What you need to do
Your task is to print the material below exactly as presented.
"""
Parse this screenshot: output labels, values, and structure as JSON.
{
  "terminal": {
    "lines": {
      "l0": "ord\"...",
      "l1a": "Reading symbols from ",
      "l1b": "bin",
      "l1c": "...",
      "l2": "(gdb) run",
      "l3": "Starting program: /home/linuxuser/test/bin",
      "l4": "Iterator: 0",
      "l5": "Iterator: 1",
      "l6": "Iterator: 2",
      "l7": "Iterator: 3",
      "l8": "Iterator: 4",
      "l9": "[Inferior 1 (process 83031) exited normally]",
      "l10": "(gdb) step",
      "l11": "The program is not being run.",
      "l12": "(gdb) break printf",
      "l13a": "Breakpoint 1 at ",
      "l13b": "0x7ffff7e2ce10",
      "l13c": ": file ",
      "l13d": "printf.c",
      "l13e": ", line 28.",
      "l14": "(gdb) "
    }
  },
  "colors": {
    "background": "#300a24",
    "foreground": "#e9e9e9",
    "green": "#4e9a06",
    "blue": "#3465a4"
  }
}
"""
Solution to this exercise
Parse this screenshot: output labels, values, and structure as JSON.
{
  "terminal": {
    "lines": {
      "l0": "ord\"...",
      "l1a": "Reading symbols from ",
      "l1b": "bin",
      "l1c": "...",
      "l2": "(gdb) run",
      "l3": "Starting program: /home/linuxuser/test/bin",
      "l4": "Iterator: 0",
      "l5": "Iterator: 1",
      "l6": "Iterator: 2",
      "l7": "Iterator: 3",
      "l8": "Iterator: 4",
      "l9": "[Inferior 1 (process 83031) exited normally]",
      "l10": "(gdb) step",
      "l11": "The program is not being run.",
      "l12": "(gdb) break printf",
      "l13a": "Breakpoint 1 at ",
      "l13b": "0x7ffff7e2ce10",
      "l13c": ": file ",
      "l13d": "printf.c",
      "l13e": ", line 28.",
      "l14": "(gdb) "
    }
  },
  "colors": {
    "background": "#300a24",
    "foreground": "#e9e9e9",
    "green": "#4e9a06",
    "blue": "#3465a4"
  }
}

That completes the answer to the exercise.